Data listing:

----------------------------------------

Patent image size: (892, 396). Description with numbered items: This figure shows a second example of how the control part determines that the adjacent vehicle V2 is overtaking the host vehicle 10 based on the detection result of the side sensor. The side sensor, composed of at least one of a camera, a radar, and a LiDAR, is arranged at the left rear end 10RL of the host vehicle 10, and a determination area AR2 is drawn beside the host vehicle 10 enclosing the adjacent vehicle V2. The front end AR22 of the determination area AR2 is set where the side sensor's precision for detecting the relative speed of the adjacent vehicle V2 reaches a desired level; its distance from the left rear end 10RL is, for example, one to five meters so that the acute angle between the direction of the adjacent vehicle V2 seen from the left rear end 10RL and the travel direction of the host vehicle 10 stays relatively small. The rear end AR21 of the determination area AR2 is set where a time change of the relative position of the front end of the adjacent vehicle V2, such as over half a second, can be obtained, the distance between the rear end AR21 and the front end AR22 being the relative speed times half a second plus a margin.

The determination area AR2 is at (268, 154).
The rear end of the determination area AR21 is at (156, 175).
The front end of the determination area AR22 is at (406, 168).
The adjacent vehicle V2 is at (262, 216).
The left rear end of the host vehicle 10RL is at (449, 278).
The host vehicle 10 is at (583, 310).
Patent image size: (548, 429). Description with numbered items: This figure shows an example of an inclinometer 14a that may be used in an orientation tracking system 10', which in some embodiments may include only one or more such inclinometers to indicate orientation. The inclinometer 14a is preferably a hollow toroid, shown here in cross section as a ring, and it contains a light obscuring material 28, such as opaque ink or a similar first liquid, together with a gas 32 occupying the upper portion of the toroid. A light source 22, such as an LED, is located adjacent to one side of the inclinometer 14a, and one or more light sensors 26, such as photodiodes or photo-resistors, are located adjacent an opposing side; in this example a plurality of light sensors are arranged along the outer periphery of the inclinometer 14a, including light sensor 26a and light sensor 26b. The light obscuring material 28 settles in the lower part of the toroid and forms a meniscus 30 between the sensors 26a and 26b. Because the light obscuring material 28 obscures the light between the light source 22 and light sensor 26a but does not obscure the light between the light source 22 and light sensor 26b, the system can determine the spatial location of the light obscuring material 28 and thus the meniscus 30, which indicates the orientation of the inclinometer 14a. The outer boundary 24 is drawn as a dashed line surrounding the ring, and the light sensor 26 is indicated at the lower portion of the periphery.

----------------------------------------

Rewrite every line of the records above as a Markdown table with two columns, "Row" and "Line". Number the rows in order and leave out blank lines.

| Row | Line |
|---|---|
| 1 | Patent image size: (892, 396). Description with numbered items: This figure shows a second example of how the control part determines that the adjacent vehicle V2 is overtaking the host vehicle 10 based on the detection result of the side sensor. The side sensor, composed of at least one of a camera, a radar, and a LiDAR, is arranged at the left rear end 10RL of the host vehicle 10, and a determination area AR2 is drawn beside the host vehicle 10 enclosing the adjacent vehicle V2. The front end AR22 of the determination area AR2 is set where the side sensor's precision for detecting the relative speed of the adjacent vehicle V2 reaches a desired level; its distance from the left rear end 10RL is, for example, one to five meters so that the acute angle between the direction of the adjacent vehicle V2 seen from the left rear end 10RL and the travel direction of the host vehicle 10 stays relatively small. The rear end AR21 of the determination area AR2 is set where a time change of the relative position of the front end of the adjacent vehicle V2, such as over half a second, can be obtained, the distance between the rear end AR21 and the front end AR22 being the relative speed times half a second plus a margin. |
| 2 | The determination area AR2 is at (268, 154). |
| 3 | The rear end of the determination area AR21 is at (156, 175). |
| 4 | The front end of the determination area AR22 is at (406, 168). |
| 5 | The adjacent vehicle V2 is at (262, 216). |
| 6 | The left rear end of the host vehicle 10RL is at (449, 278). |
| 7 | The host vehicle 10 is at (583, 310). |
| 8 | Patent image size: (548, 429). Description with numbered items: This figure shows an example of an inclinometer 14a that may be used in an orientation tracking system 10', which in some embodiments may include only one or more such inclinometers to indicate orientation. The inclinometer 14a is preferably a hollow toroid, shown here in cross section as a ring, and it contains a light obscuring material 28, such as opaque ink or a similar first liquid, together with a gas 32 occupying the upper portion of the toroid. A light source 22, such as an LED, is located adjacent to one side of the inclinometer 14a, and one or more light sensors 26, such as photodiodes or photo-resistors, are located adjacent an opposing side; in this example a plurality of light sensors are arranged along the outer periphery of the inclinometer 14a, including light sensor 26a and light sensor 26b. The light obscuring material 28 settles in the lower part of the toroid and forms a meniscus 30 between the sensors 26a and 26b. Because the light obscuring material 28 obscures the light between the light source 22 and light sensor 26a but does not obscure the light between the light source 22 and light sensor 26b, the system can determine the spatial location of the light obscuring material 28 and thus the meniscus 30, which indicates the orientation of the inclinometer 14a. The outer boundary 24 is drawn as a dashed line surrounding the ring, and the light sensor 26 is indicated at the lower portion of the periphery. |